Items listed in a dataset:
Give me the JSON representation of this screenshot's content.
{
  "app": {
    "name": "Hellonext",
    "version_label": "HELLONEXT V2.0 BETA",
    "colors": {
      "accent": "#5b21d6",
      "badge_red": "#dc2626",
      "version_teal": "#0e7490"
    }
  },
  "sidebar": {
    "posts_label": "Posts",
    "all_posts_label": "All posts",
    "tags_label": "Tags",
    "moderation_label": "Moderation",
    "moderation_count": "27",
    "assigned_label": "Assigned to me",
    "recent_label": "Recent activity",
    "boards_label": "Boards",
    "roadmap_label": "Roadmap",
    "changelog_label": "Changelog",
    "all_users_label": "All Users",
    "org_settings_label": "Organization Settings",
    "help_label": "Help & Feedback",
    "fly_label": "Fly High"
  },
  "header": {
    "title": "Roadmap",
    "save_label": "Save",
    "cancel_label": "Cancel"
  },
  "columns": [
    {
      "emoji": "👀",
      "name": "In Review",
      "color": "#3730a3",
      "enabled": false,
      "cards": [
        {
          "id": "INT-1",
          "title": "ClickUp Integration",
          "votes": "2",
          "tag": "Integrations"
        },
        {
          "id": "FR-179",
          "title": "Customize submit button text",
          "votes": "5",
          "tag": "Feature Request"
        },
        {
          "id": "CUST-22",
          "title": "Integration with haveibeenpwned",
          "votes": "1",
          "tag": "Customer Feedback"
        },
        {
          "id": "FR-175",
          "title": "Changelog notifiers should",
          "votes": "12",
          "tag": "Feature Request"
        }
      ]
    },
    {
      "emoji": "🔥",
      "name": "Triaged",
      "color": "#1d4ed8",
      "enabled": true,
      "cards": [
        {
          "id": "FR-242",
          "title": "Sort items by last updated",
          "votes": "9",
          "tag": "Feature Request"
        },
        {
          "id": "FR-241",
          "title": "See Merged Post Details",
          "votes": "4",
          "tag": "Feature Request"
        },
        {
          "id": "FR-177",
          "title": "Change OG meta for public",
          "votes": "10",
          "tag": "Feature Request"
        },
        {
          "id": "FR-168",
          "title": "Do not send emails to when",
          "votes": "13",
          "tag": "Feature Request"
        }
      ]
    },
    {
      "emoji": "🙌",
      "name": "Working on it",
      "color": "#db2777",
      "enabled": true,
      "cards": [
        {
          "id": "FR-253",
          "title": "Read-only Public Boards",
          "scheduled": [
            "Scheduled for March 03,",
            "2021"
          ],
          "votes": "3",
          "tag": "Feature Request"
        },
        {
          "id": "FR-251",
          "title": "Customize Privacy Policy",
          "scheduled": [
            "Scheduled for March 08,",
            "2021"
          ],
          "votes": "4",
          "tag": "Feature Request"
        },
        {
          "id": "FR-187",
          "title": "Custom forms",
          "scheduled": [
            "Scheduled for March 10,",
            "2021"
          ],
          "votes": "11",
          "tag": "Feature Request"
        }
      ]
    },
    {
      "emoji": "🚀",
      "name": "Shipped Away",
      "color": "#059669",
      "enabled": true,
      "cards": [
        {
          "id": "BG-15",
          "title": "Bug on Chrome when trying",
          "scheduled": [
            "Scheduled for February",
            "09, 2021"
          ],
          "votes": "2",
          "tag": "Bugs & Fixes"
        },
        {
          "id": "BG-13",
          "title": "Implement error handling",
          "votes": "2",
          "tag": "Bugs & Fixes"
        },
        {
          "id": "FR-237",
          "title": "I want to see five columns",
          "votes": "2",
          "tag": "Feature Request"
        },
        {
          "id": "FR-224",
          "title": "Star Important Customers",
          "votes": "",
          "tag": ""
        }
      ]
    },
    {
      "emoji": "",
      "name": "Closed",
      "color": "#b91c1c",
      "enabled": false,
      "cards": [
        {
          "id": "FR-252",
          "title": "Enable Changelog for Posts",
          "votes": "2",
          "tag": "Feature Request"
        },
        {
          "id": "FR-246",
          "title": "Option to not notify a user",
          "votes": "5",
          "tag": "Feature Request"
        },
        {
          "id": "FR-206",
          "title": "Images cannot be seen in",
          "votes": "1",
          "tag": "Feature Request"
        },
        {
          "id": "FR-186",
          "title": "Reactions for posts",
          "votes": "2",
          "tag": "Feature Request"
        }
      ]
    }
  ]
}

Required work> Copy out each line exactly as written.

Answer below>
Give me the JSON representation of this screenshot's content.
{
  "app": {
    "name": "Hellonext",
    "version_label": "HELLONEXT V2.0 BETA",
    "colors": {
      "accent": "#5b21d6",
      "badge_red": "#dc2626",
      "version_teal": "#0e7490"
    }
  },
  "sidebar": {
    "posts_label": "Posts",
    "all_posts_label": "All posts",
    "tags_label": "Tags",
    "moderation_label": "Moderation",
    "moderation_count": "27",
    "assigned_label": "Assigned to me",
    "recent_label": "Recent activity",
    "boards_label": "Boards",
    "roadmap_label": "Roadmap",
    "changelog_label": "Changelog",
    "all_users_label": "All Users",
    "org_settings_label": "Organization Settings",
    "help_label": "Help & Feedback",
    "fly_label": "Fly High"
  },
  "header": {
    "title": "Roadmap",
    "save_label": "Save",
    "cancel_label": "Cancel"
  },
  "columns": [
    {
      "emoji": "👀",
      "name": "In Review",
      "color": "#3730a3",
      "enabled": false,
      "cards": [
        {
          "id": "INT-1",
          "title": "ClickUp Integration",
          "votes": "2",
          "tag": "Integrations"
        },
        {
          "id": "FR-179",
          "title": "Customize submit button text",
          "votes": "5",
          "tag": "Feature Request"
        },
        {
          "id": "CUST-22",
          "title": "Integration with haveibeenpwned",
          "votes": "1",
          "tag": "Customer Feedback"
        },
        {
          "id": "FR-175",
          "title": "Changelog notifiers should",
          "votes": "12",
          "tag": "Feature Request"
        }
      ]
    },
    {
      "emoji": "🔥",
      "name": "Triaged",
      "color": "#1d4ed8",
      "enabled": true,
      "cards": [
        {
          "id": "FR-242",
          "title": "Sort items by last updated",
          "votes": "9",
          "tag": "Feature Request"
        },
        {
          "id": "FR-241",
          "title": "See Merged Post Details",
          "votes": "4",
          "tag": "Feature Request"
        },
        {
          "id": "FR-177",
          "title": "Change OG meta for public",
          "votes": "10",
          "tag": "Feature Request"
        },
        {
          "id": "FR-168",
          "title": "Do not send emails to when",
          "votes": "13",
          "tag": "Feature Request"
        }
      ]
    },
    {
      "emoji": "🙌",
      "name": "Working on it",
      "color": "#db2777",
      "enabled": true,
      "cards": [
        {
          "id": "FR-253",
          "title": "Read-only Public Boards",
          "scheduled": [
            "Scheduled for March 03,",
            "2021"
          ],
          "votes": "3",
          "tag": "Feature Request"
        },
        {
          "id": "FR-251",
          "title": "Customize Privacy Policy",
          "scheduled": [
            "Scheduled for March 08,",
            "2021"
          ],
          "votes": "4",
          "tag": "Feature Request"
        },
        {
          "id": "FR-187",
          "title": "Custom forms",
          "scheduled": [
            "Scheduled for March 10,",
            "2021"
          ],
          "votes": "11",
          "tag": "Feature Request"
        }
      ]
    },
    {
      "emoji": "🚀",
      "name": "Shipped Away",
      "color": "#059669",
      "enabled": true,
      "cards": [
        {
          "id": "BG-15",
          "title": "Bug on Chrome when trying",
          "scheduled": [
            "Scheduled for February",
            "09, 2021"
          ],
          "votes": "2",
          "tag": "Bugs & Fixes"
        },
        {
          "id": "BG-13",
          "title": "Implement error handling",
          "votes": "2",
          "tag": "Bugs & Fixes"
        },
        {
          "id": "FR-237",
          "title": "I want to see five columns",
          "votes": "2",
          "tag": "Feature Request"
        },
        {
          "id": "FR-224",
          "title": "Star Important Customers",
          "votes": "",
          "tag": ""
        }
      ]
    },
    {
      "emoji": "",
      "name": "Closed",
      "color": "#b91c1c",
      "enabled": false,
      "cards": [
        {
          "id": "FR-252",
          "title": "Enable Changelog for Posts",
          "votes": "2",
          "tag": "Feature Request"
        },
        {
          "id": "FR-246",
          "title": "Option to not notify a user",
          "votes": "5",
          "tag": "Feature Request"
        },
        {
          "id": "FR-206",
          "title": "Images cannot be seen in",
          "votes": "1",
          "tag": "Feature Request"
        },
        {
          "id": "FR-186",
          "title": "Reactions for posts",
          "votes": "2",
          "tag": "Feature Request"
        }
      ]
    }
  ]
}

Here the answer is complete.